* Problem description *
Leave out the pictures and copy everything else in the entries exactly.

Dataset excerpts
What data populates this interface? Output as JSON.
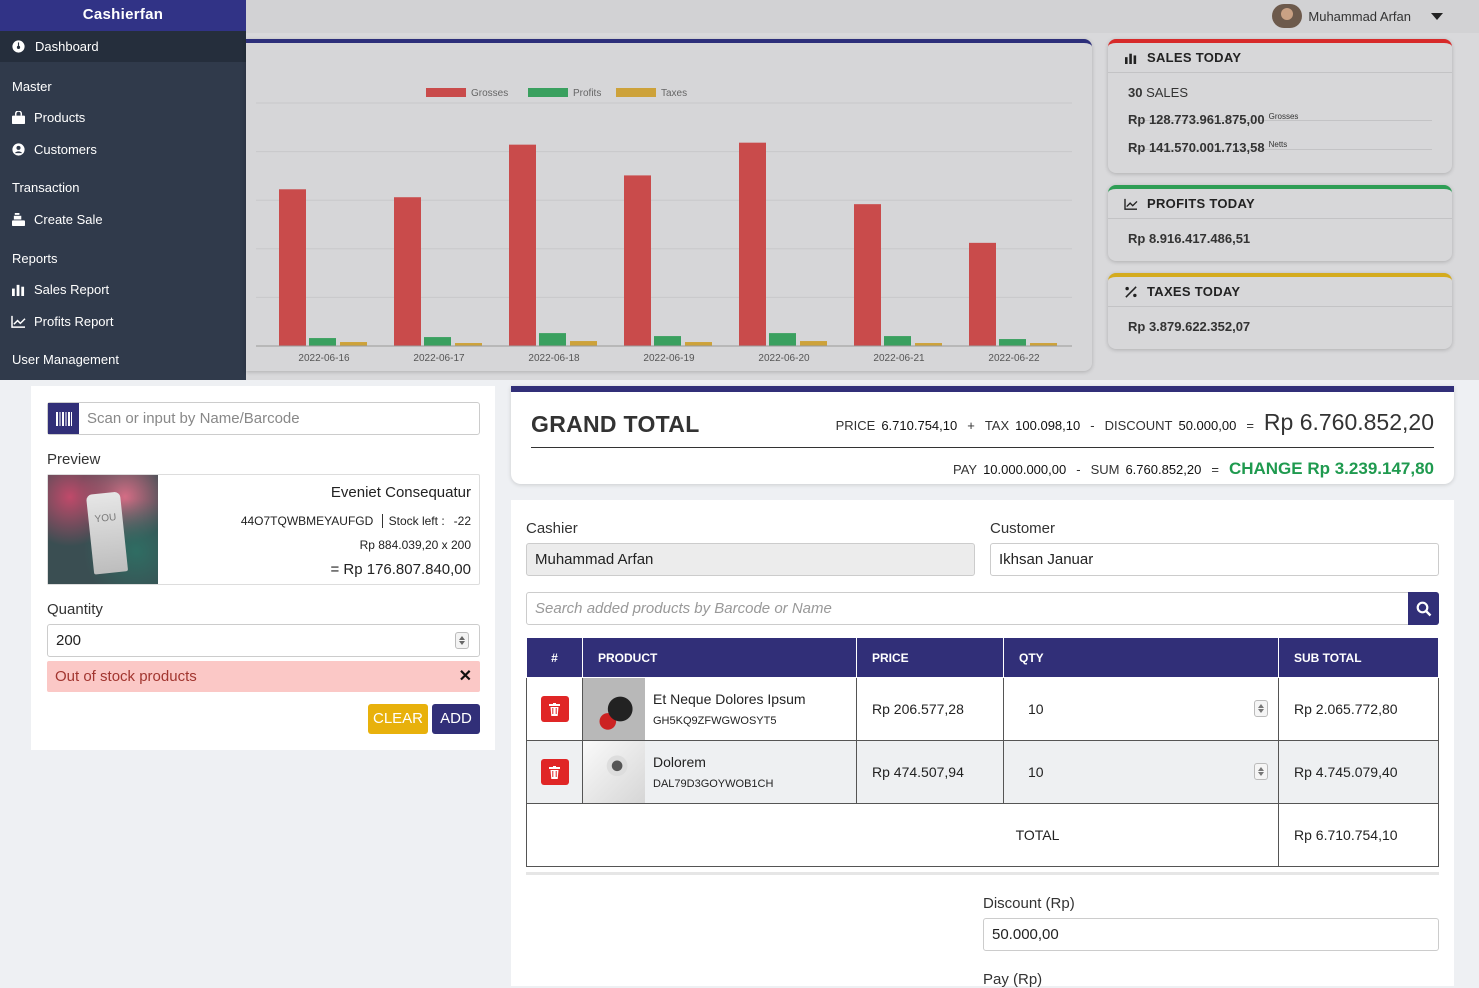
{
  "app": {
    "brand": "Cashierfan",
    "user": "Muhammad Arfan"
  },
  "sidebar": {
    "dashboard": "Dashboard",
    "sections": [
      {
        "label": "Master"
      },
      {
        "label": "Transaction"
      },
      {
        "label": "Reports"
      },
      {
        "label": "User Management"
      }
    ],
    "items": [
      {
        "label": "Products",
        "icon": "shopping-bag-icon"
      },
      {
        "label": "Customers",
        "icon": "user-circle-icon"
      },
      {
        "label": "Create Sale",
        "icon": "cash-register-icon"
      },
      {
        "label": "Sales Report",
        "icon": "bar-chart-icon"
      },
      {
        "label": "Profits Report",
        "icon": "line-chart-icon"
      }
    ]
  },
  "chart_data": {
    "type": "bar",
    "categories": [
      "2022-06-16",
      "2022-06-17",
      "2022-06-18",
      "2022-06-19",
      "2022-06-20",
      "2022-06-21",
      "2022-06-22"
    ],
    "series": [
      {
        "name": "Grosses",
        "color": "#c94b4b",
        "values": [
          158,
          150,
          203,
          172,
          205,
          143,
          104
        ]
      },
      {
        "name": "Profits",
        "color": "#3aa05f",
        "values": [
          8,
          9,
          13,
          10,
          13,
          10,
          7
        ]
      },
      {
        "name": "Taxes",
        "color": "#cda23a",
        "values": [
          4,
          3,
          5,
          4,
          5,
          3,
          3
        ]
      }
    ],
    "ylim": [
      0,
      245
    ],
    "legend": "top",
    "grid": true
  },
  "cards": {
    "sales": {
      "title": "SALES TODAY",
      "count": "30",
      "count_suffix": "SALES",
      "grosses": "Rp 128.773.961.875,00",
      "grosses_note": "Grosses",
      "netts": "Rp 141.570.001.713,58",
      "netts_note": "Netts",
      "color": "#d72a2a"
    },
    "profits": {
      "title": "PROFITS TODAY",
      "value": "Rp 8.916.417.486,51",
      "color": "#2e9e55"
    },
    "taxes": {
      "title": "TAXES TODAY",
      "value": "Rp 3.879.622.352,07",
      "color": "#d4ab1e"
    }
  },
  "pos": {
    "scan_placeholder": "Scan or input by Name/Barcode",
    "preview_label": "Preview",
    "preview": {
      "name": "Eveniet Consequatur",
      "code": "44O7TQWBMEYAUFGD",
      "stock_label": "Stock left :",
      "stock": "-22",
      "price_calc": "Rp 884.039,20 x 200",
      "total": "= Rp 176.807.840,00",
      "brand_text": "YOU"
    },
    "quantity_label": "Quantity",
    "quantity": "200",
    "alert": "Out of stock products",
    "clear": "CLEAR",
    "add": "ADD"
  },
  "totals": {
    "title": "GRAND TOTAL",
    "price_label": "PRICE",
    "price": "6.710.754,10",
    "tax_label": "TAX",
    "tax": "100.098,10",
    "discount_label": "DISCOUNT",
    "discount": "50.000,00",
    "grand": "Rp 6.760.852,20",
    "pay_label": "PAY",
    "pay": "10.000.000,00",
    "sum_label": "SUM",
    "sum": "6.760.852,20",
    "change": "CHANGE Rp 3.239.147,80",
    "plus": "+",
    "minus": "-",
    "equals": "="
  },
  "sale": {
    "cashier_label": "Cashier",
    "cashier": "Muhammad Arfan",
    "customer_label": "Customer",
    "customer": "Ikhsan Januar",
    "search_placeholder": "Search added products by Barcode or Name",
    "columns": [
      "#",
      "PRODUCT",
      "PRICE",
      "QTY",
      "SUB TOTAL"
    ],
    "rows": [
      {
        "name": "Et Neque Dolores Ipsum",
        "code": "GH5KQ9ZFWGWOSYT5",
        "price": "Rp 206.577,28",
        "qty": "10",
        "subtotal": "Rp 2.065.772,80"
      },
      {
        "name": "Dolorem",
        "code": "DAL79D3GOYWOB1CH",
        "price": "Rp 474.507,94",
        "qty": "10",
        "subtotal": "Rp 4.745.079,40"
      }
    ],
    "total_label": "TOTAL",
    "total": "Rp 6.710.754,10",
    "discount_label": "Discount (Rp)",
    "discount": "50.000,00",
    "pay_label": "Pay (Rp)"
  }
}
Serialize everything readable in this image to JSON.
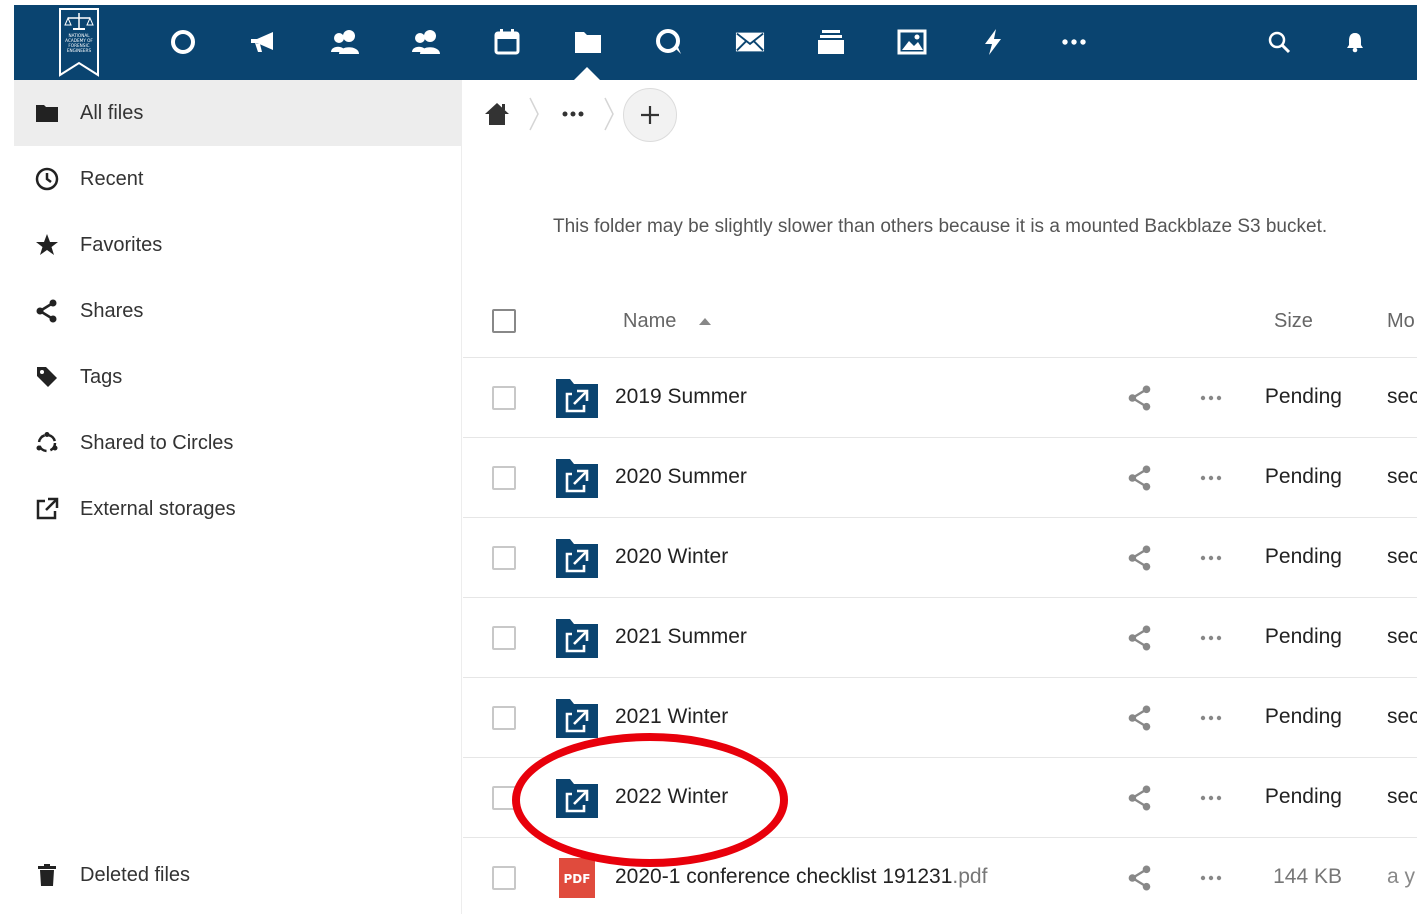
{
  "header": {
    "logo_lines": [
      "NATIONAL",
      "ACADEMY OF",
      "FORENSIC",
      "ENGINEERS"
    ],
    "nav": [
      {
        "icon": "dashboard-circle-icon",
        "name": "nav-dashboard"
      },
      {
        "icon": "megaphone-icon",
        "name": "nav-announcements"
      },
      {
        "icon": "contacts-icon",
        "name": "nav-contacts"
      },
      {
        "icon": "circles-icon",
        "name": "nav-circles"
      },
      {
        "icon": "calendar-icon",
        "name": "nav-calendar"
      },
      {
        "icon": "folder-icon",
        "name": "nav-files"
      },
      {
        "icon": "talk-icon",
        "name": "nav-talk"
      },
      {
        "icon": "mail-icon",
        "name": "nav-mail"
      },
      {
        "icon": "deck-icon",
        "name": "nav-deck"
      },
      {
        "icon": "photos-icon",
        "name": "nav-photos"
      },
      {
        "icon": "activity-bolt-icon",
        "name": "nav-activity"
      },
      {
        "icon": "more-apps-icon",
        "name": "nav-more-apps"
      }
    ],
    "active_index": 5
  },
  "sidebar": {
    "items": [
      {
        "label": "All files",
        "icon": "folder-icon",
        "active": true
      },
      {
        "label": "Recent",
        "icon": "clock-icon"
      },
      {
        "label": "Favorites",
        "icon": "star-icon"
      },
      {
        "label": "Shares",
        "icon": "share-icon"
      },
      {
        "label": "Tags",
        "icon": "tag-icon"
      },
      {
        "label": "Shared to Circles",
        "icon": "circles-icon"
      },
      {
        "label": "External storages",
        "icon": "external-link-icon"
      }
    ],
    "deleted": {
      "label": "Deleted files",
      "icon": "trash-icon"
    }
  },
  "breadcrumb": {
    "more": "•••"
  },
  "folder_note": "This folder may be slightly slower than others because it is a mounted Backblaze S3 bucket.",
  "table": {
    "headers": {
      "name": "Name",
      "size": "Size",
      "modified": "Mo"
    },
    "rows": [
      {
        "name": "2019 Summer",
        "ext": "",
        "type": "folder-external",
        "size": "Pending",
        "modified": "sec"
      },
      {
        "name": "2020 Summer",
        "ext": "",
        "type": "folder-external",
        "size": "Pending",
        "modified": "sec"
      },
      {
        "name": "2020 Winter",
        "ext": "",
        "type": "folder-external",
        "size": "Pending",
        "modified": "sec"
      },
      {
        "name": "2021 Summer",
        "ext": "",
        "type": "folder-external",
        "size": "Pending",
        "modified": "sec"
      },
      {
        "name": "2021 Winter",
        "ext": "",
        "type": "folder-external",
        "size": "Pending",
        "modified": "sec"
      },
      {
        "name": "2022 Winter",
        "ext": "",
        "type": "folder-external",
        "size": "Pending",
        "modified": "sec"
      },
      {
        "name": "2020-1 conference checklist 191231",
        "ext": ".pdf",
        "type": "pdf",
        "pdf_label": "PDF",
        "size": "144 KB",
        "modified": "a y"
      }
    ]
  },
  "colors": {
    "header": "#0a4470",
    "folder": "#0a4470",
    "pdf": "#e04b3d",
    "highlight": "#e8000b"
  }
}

* Right answer *
What data populates this interface? Output as JSON.
{
  "app": {
    "brand": "Cashierfan",
    "user": "Muhammad Arfan"
  },
  "sidebar": {
    "dashboard": "Dashboard",
    "sections": [
      {
        "label": "Master"
      },
      {
        "label": "Transaction"
      },
      {
        "label": "Reports"
      },
      {
        "label": "User Management"
      }
    ],
    "items": [
      {
        "label": "Products",
        "icon": "shopping-bag-icon"
      },
      {
        "label": "Customers",
        "icon": "user-circle-icon"
      },
      {
        "label": "Create Sale",
        "icon": "cash-register-icon"
      },
      {
        "label": "Sales Report",
        "icon": "bar-chart-icon"
      },
      {
        "label": "Profits Report",
        "icon": "line-chart-icon"
      }
    ]
  },
  "chart_data": {
    "type": "bar",
    "categories": [
      "2022-06-16",
      "2022-06-17",
      "2022-06-18",
      "2022-06-19",
      "2022-06-20",
      "2022-06-21",
      "2022-06-22"
    ],
    "series": [
      {
        "name": "Grosses",
        "color": "#c94b4b",
        "values": [
          158,
          150,
          203,
          172,
          205,
          143,
          104
        ]
      },
      {
        "name": "Profits",
        "color": "#3aa05f",
        "values": [
          8,
          9,
          13,
          10,
          13,
          10,
          7
        ]
      },
      {
        "name": "Taxes",
        "color": "#cda23a",
        "values": [
          4,
          3,
          5,
          4,
          5,
          3,
          3
        ]
      }
    ],
    "ylim": [
      0,
      245
    ],
    "legend": "top",
    "grid": true
  },
  "cards": {
    "sales": {
      "title": "SALES TODAY",
      "count": "30",
      "count_suffix": "SALES",
      "grosses": "Rp 128.773.961.875,00",
      "grosses_note": "Grosses",
      "netts": "Rp 141.570.001.713,58",
      "netts_note": "Netts",
      "color": "#d72a2a"
    },
    "profits": {
      "title": "PROFITS TODAY",
      "value": "Rp 8.916.417.486,51",
      "color": "#2e9e55"
    },
    "taxes": {
      "title": "TAXES TODAY",
      "value": "Rp 3.879.622.352,07",
      "color": "#d4ab1e"
    }
  },
  "pos": {
    "scan_placeholder": "Scan or input by Name/Barcode",
    "preview_label": "Preview",
    "preview": {
      "name": "Eveniet Consequatur",
      "code": "44O7TQWBMEYAUFGD",
      "stock_label": "Stock left :",
      "stock": "-22",
      "price_calc": "Rp 884.039,20 x 200",
      "total": "= Rp 176.807.840,00",
      "brand_text": "YOU"
    },
    "quantity_label": "Quantity",
    "quantity": "200",
    "alert": "Out of stock products",
    "clear": "CLEAR",
    "add": "ADD"
  },
  "totals": {
    "title": "GRAND TOTAL",
    "price_label": "PRICE",
    "price": "6.710.754,10",
    "tax_label": "TAX",
    "tax": "100.098,10",
    "discount_label": "DISCOUNT",
    "discount": "50.000,00",
    "grand": "Rp 6.760.852,20",
    "pay_label": "PAY",
    "pay": "10.000.000,00",
    "sum_label": "SUM",
    "sum": "6.760.852,20",
    "change": "CHANGE Rp 3.239.147,80",
    "plus": "+",
    "minus": "-",
    "equals": "="
  },
  "sale": {
    "cashier_label": "Cashier",
    "cashier": "Muhammad Arfan",
    "customer_label": "Customer",
    "customer": "Ikhsan Januar",
    "search_placeholder": "Search added products by Barcode or Name",
    "columns": [
      "#",
      "PRODUCT",
      "PRICE",
      "QTY",
      "SUB TOTAL"
    ],
    "rows": [
      {
        "name": "Et Neque Dolores Ipsum",
        "code": "GH5KQ9ZFWGWOSYT5",
        "price": "Rp 206.577,28",
        "qty": "10",
        "subtotal": "Rp 2.065.772,80"
      },
      {
        "name": "Dolorem",
        "code": "DAL79D3GOYWOB1CH",
        "price": "Rp 474.507,94",
        "qty": "10",
        "subtotal": "Rp 4.745.079,40"
      }
    ],
    "total_label": "TOTAL",
    "total": "Rp 6.710.754,10",
    "discount_label": "Discount (Rp)",
    "discount": "50.000,00",
    "pay_label": "Pay (Rp)"
  }
}
Serialize everything readable in this image to JSON.
{
  "header": {
    "logo_lines": [
      "NATIONAL",
      "ACADEMY OF",
      "FORENSIC",
      "ENGINEERS"
    ],
    "nav": [
      {
        "icon": "dashboard-circle-icon",
        "name": "nav-dashboard"
      },
      {
        "icon": "megaphone-icon",
        "name": "nav-announcements"
      },
      {
        "icon": "contacts-icon",
        "name": "nav-contacts"
      },
      {
        "icon": "circles-icon",
        "name": "nav-circles"
      },
      {
        "icon": "calendar-icon",
        "name": "nav-calendar"
      },
      {
        "icon": "folder-icon",
        "name": "nav-files"
      },
      {
        "icon": "talk-icon",
        "name": "nav-talk"
      },
      {
        "icon": "mail-icon",
        "name": "nav-mail"
      },
      {
        "icon": "deck-icon",
        "name": "nav-deck"
      },
      {
        "icon": "photos-icon",
        "name": "nav-photos"
      },
      {
        "icon": "activity-bolt-icon",
        "name": "nav-activity"
      },
      {
        "icon": "more-apps-icon",
        "name": "nav-more-apps"
      }
    ],
    "active_index": 5
  },
  "sidebar": {
    "items": [
      {
        "label": "All files",
        "icon": "folder-icon",
        "active": true
      },
      {
        "label": "Recent",
        "icon": "clock-icon"
      },
      {
        "label": "Favorites",
        "icon": "star-icon"
      },
      {
        "label": "Shares",
        "icon": "share-icon"
      },
      {
        "label": "Tags",
        "icon": "tag-icon"
      },
      {
        "label": "Shared to Circles",
        "icon": "circles-icon"
      },
      {
        "label": "External storages",
        "icon": "external-link-icon"
      }
    ],
    "deleted": {
      "label": "Deleted files",
      "icon": "trash-icon"
    }
  },
  "breadcrumb": {
    "more": "•••"
  },
  "folder_note": "This folder may be slightly slower than others because it is a mounted Backblaze S3 bucket.",
  "table": {
    "headers": {
      "name": "Name",
      "size": "Size",
      "modified": "Mo"
    },
    "rows": [
      {
        "name": "2019 Summer",
        "ext": "",
        "type": "folder-external",
        "size": "Pending",
        "modified": "sec"
      },
      {
        "name": "2020 Summer",
        "ext": "",
        "type": "folder-external",
        "size": "Pending",
        "modified": "sec"
      },
      {
        "name": "2020 Winter",
        "ext": "",
        "type": "folder-external",
        "size": "Pending",
        "modified": "sec"
      },
      {
        "name": "2021 Summer",
        "ext": "",
        "type": "folder-external",
        "size": "Pending",
        "modified": "sec"
      },
      {
        "name": "2021 Winter",
        "ext": "",
        "type": "folder-external",
        "size": "Pending",
        "modified": "sec"
      },
      {
        "name": "2022 Winter",
        "ext": "",
        "type": "folder-external",
        "size": "Pending",
        "modified": "sec"
      },
      {
        "name": "2020-1 conference checklist 191231",
        "ext": ".pdf",
        "type": "pdf",
        "pdf_label": "PDF",
        "size": "144 KB",
        "modified": "a y"
      }
    ]
  },
  "colors": {
    "header": "#0a4470",
    "folder": "#0a4470",
    "pdf": "#e04b3d",
    "highlight": "#e8000b"
  }
}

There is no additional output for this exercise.